--- START ---

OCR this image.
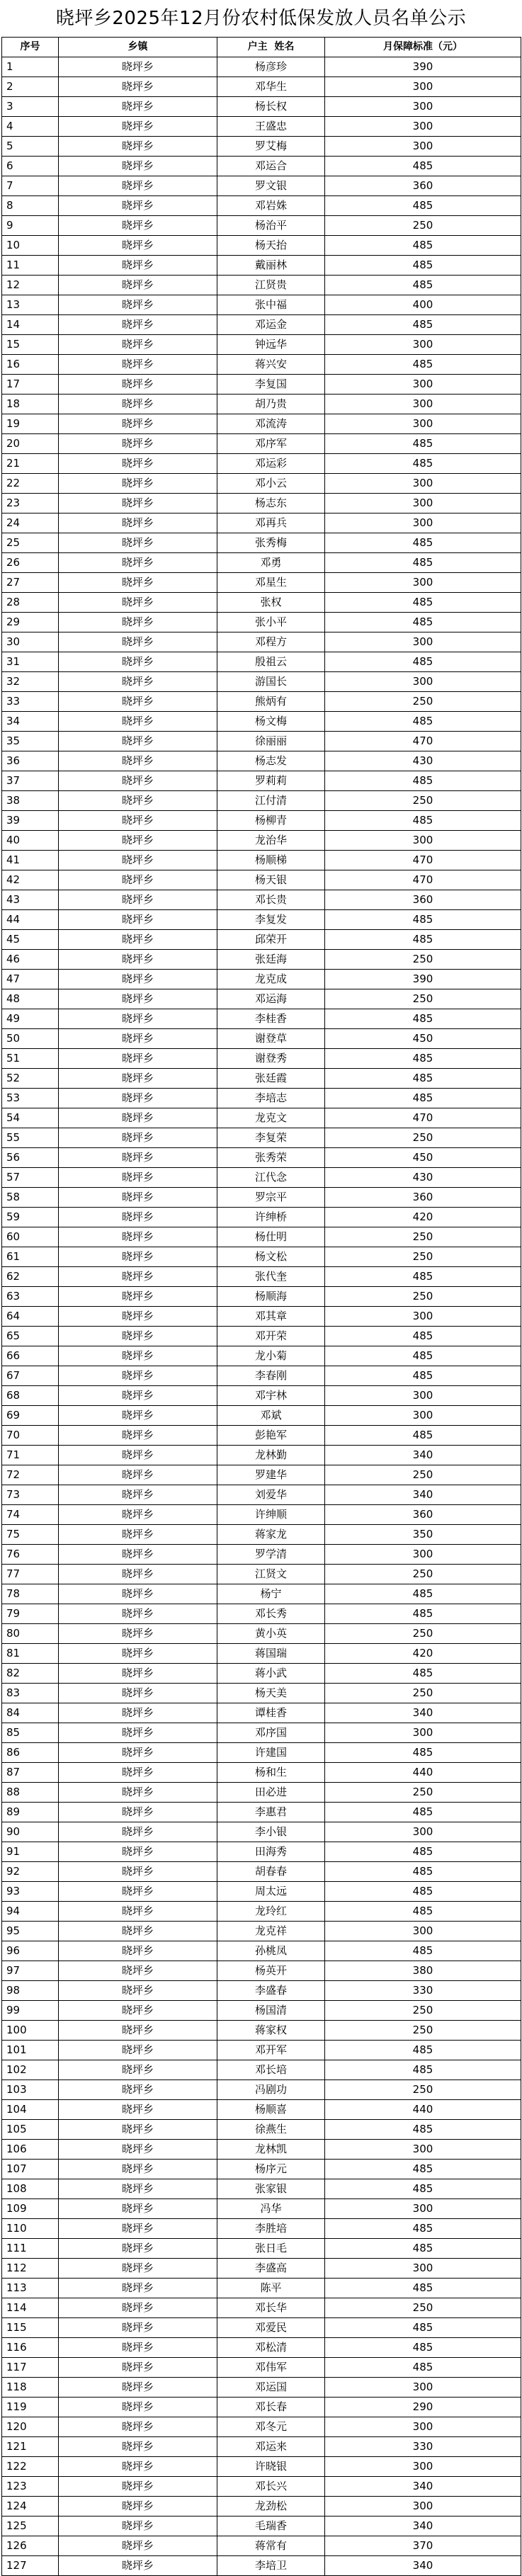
晓坪乡2025年12月份农村低保发放人员名单公示
序号	乡镇	户主  姓名	月保障标准（元）
1	晓坪乡	杨彦珍	390
2	晓坪乡	邓华生	300
3	晓坪乡	杨长权	300
4	晓坪乡	王盛忠	300
5	晓坪乡	罗艾梅	300
6	晓坪乡	邓运合	485
7	晓坪乡	罗文银	360
8	晓坪乡	邓岩姝	485
9	晓坪乡	杨治平	250
10	晓坪乡	杨天抬	485
11	晓坪乡	戴丽林	485
12	晓坪乡	江贤贵	485
13	晓坪乡	张中福	400
14	晓坪乡	邓运金	485
15	晓坪乡	钟远华	300
16	晓坪乡	蒋兴安	485
17	晓坪乡	李复国	300
18	晓坪乡	胡乃贵	300
19	晓坪乡	邓流涛	300
20	晓坪乡	邓序军	485
21	晓坪乡	邓运彩	485
22	晓坪乡	邓小云	300
23	晓坪乡	杨志东	300
24	晓坪乡	邓再兵	300
25	晓坪乡	张秀梅	485
26	晓坪乡	邓勇	485
27	晓坪乡	邓星生	300
28	晓坪乡	张权	485
29	晓坪乡	张小平	485
30	晓坪乡	邓程方	300
31	晓坪乡	殷祖云	485
32	晓坪乡	游国长	300
33	晓坪乡	熊炳有	250
34	晓坪乡	杨文梅	485
35	晓坪乡	徐丽丽	470
36	晓坪乡	杨志发	430
37	晓坪乡	罗莉莉	485
38	晓坪乡	江付清	250
39	晓坪乡	杨柳青	485
40	晓坪乡	龙治华	300
41	晓坪乡	杨顺梯	470
42	晓坪乡	杨天银	470
43	晓坪乡	邓长贵	360
44	晓坪乡	李复发	485
45	晓坪乡	邱荣开	485
46	晓坪乡	张廷海	250
47	晓坪乡	龙克成	390
48	晓坪乡	邓运海	250
49	晓坪乡	李桂香	485
50	晓坪乡	谢登草	450
51	晓坪乡	谢登秀	485
52	晓坪乡	张廷霞	485
53	晓坪乡	李培志	485
54	晓坪乡	龙克文	470
55	晓坪乡	李复荣	250
56	晓坪乡	张秀荣	450
57	晓坪乡	江代念	430
58	晓坪乡	罗宗平	360
59	晓坪乡	许绅桥	420
60	晓坪乡	杨仕明	250
61	晓坪乡	杨文松	250
62	晓坪乡	张代奎	485
63	晓坪乡	杨顺海	250
64	晓坪乡	邓其章	300
65	晓坪乡	邓开荣	485
66	晓坪乡	龙小菊	485
67	晓坪乡	李春刚	485
68	晓坪乡	邓宇林	300
69	晓坪乡	邓斌	300
70	晓坪乡	彭艳军	485
71	晓坪乡	龙林勤	340
72	晓坪乡	罗建华	250
73	晓坪乡	刘爱华	340
74	晓坪乡	许绅顺	360
75	晓坪乡	蒋家龙	350
76	晓坪乡	罗学清	300
77	晓坪乡	江贤文	250
78	晓坪乡	杨宁	485
79	晓坪乡	邓长秀	485
80	晓坪乡	黄小英	250
81	晓坪乡	蒋国瑞	420
82	晓坪乡	蒋小武	485
83	晓坪乡	杨天美	250
84	晓坪乡	谭桂香	340
85	晓坪乡	邓序国	300
86	晓坪乡	许建国	485
87	晓坪乡	杨和生	440
88	晓坪乡	田必进	250
89	晓坪乡	李惠君	485
90	晓坪乡	李小银	300
91	晓坪乡	田海秀	485
92	晓坪乡	胡春春	485
93	晓坪乡	周太远	485
94	晓坪乡	龙玲红	485
95	晓坪乡	龙克祥	300
96	晓坪乡	孙桃凤	485
97	晓坪乡	杨英开	380
98	晓坪乡	李盛春	330
99	晓坪乡	杨国清	250
100	晓坪乡	蒋家权	250
101	晓坪乡	邓开军	485
102	晓坪乡	邓长培	485
103	晓坪乡	冯剧功	250
104	晓坪乡	杨顺喜	440
105	晓坪乡	徐燕生	485
106	晓坪乡	龙林凯	300
107	晓坪乡	杨序元	485
108	晓坪乡	张家银	485
109	晓坪乡	冯华	300
110	晓坪乡	李胜培	485
111	晓坪乡	张日毛	485
112	晓坪乡	李盛高	300
113	晓坪乡	陈平	485
114	晓坪乡	邓长华	250
115	晓坪乡	邓爱民	485
116	晓坪乡	邓松清	485
117	晓坪乡	邓伟军	485
118	晓坪乡	邓运国	300
119	晓坪乡	邓长春	290
120	晓坪乡	邓冬元	300
121	晓坪乡	邓运来	330
122	晓坪乡	许晓银	300
123	晓坪乡	邓长兴	340
124	晓坪乡	龙劲松	300
125	晓坪乡	毛瑞香	340
126	晓坪乡	蒋常有	370
127	晓坪乡	李培卫	340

--- END ---

- Task prompt
Leave out the pictures, and give all the records again exactly.

- Expected output
OCR this image.
晓坪乡2025年12月份农村低保发放人员名单公示
序号	乡镇	户主  姓名	月保障标准（元）
1	晓坪乡	杨彦珍	390
2	晓坪乡	邓华生	300
3	晓坪乡	杨长权	300
4	晓坪乡	王盛忠	300
5	晓坪乡	罗艾梅	300
6	晓坪乡	邓运合	485
7	晓坪乡	罗文银	360
8	晓坪乡	邓岩姝	485
9	晓坪乡	杨治平	250
10	晓坪乡	杨天抬	485
11	晓坪乡	戴丽林	485
12	晓坪乡	江贤贵	485
13	晓坪乡	张中福	400
14	晓坪乡	邓运金	485
15	晓坪乡	钟远华	300
16	晓坪乡	蒋兴安	485
17	晓坪乡	李复国	300
18	晓坪乡	胡乃贵	300
19	晓坪乡	邓流涛	300
20	晓坪乡	邓序军	485
21	晓坪乡	邓运彩	485
22	晓坪乡	邓小云	300
23	晓坪乡	杨志东	300
24	晓坪乡	邓再兵	300
25	晓坪乡	张秀梅	485
26	晓坪乡	邓勇	485
27	晓坪乡	邓星生	300
28	晓坪乡	张权	485
29	晓坪乡	张小平	485
30	晓坪乡	邓程方	300
31	晓坪乡	殷祖云	485
32	晓坪乡	游国长	300
33	晓坪乡	熊炳有	250
34	晓坪乡	杨文梅	485
35	晓坪乡	徐丽丽	470
36	晓坪乡	杨志发	430
37	晓坪乡	罗莉莉	485
38	晓坪乡	江付清	250
39	晓坪乡	杨柳青	485
40	晓坪乡	龙治华	300
41	晓坪乡	杨顺梯	470
42	晓坪乡	杨天银	470
43	晓坪乡	邓长贵	360
44	晓坪乡	李复发	485
45	晓坪乡	邱荣开	485
46	晓坪乡	张廷海	250
47	晓坪乡	龙克成	390
48	晓坪乡	邓运海	250
49	晓坪乡	李桂香	485
50	晓坪乡	谢登草	450
51	晓坪乡	谢登秀	485
52	晓坪乡	张廷霞	485
53	晓坪乡	李培志	485
54	晓坪乡	龙克文	470
55	晓坪乡	李复荣	250
56	晓坪乡	张秀荣	450
57	晓坪乡	江代念	430
58	晓坪乡	罗宗平	360
59	晓坪乡	许绅桥	420
60	晓坪乡	杨仕明	250
61	晓坪乡	杨文松	250
62	晓坪乡	张代奎	485
63	晓坪乡	杨顺海	250
64	晓坪乡	邓其章	300
65	晓坪乡	邓开荣	485
66	晓坪乡	龙小菊	485
67	晓坪乡	李春刚	485
68	晓坪乡	邓宇林	300
69	晓坪乡	邓斌	300
70	晓坪乡	彭艳军	485
71	晓坪乡	龙林勤	340
72	晓坪乡	罗建华	250
73	晓坪乡	刘爱华	340
74	晓坪乡	许绅顺	360
75	晓坪乡	蒋家龙	350
76	晓坪乡	罗学清	300
77	晓坪乡	江贤文	250
78	晓坪乡	杨宁	485
79	晓坪乡	邓长秀	485
80	晓坪乡	黄小英	250
81	晓坪乡	蒋国瑞	420
82	晓坪乡	蒋小武	485
83	晓坪乡	杨天美	250
84	晓坪乡	谭桂香	340
85	晓坪乡	邓序国	300
86	晓坪乡	许建国	485
87	晓坪乡	杨和生	440
88	晓坪乡	田必进	250
89	晓坪乡	李惠君	485
90	晓坪乡	李小银	300
91	晓坪乡	田海秀	485
92	晓坪乡	胡春春	485
93	晓坪乡	周太远	485
94	晓坪乡	龙玲红	485
95	晓坪乡	龙克祥	300
96	晓坪乡	孙桃凤	485
97	晓坪乡	杨英开	380
98	晓坪乡	李盛春	330
99	晓坪乡	杨国清	250
100	晓坪乡	蒋家权	250
101	晓坪乡	邓开军	485
102	晓坪乡	邓长培	485
103	晓坪乡	冯剧功	250
104	晓坪乡	杨顺喜	440
105	晓坪乡	徐燕生	485
106	晓坪乡	龙林凯	300
107	晓坪乡	杨序元	485
108	晓坪乡	张家银	485
109	晓坪乡	冯华	300
110	晓坪乡	李胜培	485
111	晓坪乡	张日毛	485
112	晓坪乡	李盛高	300
113	晓坪乡	陈平	485
114	晓坪乡	邓长华	250
115	晓坪乡	邓爱民	485
116	晓坪乡	邓松清	485
117	晓坪乡	邓伟军	485
118	晓坪乡	邓运国	300
119	晓坪乡	邓长春	290
120	晓坪乡	邓冬元	300
121	晓坪乡	邓运来	330
122	晓坪乡	许晓银	300
123	晓坪乡	邓长兴	340
124	晓坪乡	龙劲松	300
125	晓坪乡	毛瑞香	340
126	晓坪乡	蒋常有	370
127	晓坪乡	李培卫	340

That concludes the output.